- **PROBLEM DESCRIPTION**
Write out all lines holding the word "NDVI".

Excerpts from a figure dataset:
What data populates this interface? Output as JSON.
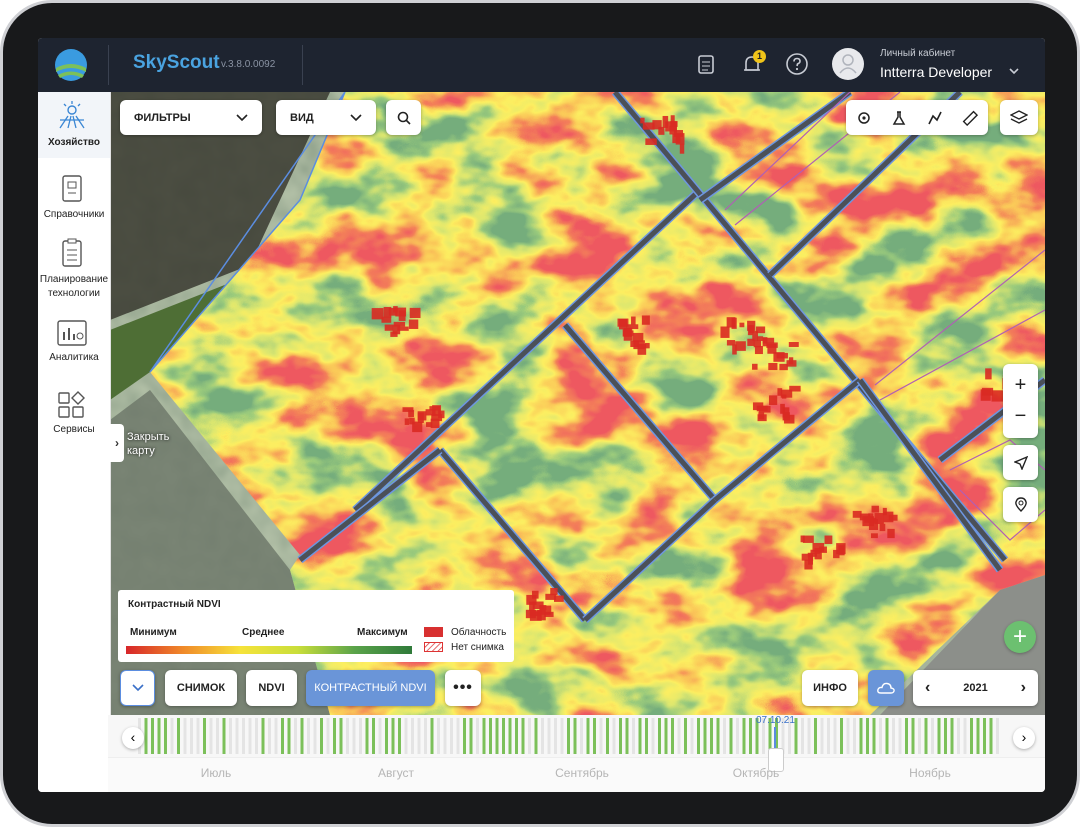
{
  "header": {
    "brand": "SkyScout",
    "version": "v.3.8.0.0092",
    "notification_count": 1,
    "account_label": "Личный кабинет",
    "user_name": "Intterra Developer"
  },
  "sidebar": {
    "items": [
      {
        "label": "Хозяйство"
      },
      {
        "label": "Справочники"
      },
      {
        "label": "Планирование технологии"
      },
      {
        "label": "Аналитика"
      },
      {
        "label": "Сервисы"
      }
    ],
    "close_map": "Закрыть карту"
  },
  "toolbar": {
    "filters": "ФИЛЬТРЫ",
    "view": "ВИД"
  },
  "legend": {
    "title": "Контрастный NDVI",
    "min": "Минимум",
    "mid": "Среднее",
    "max": "Максимум",
    "cloud": "Облачность",
    "no_image": "Нет снимка"
  },
  "bottom_bar": {
    "buttons": [
      "СНИМОК",
      "NDVI",
      "КОНТРАСТНЫЙ NDVI"
    ],
    "info": "ИНФО",
    "year": "2021"
  },
  "timeline": {
    "selected_date": "07.10.21",
    "months": [
      "Июль",
      "Август",
      "Сентябрь",
      "Октябрь",
      "Ноябрь"
    ]
  }
}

- **SOLUTION TO THE EXERCISE**
    "title": "Контрастный NDVI",
      "NDVI",
      "КОНТРАСТНЫЙ NDVI"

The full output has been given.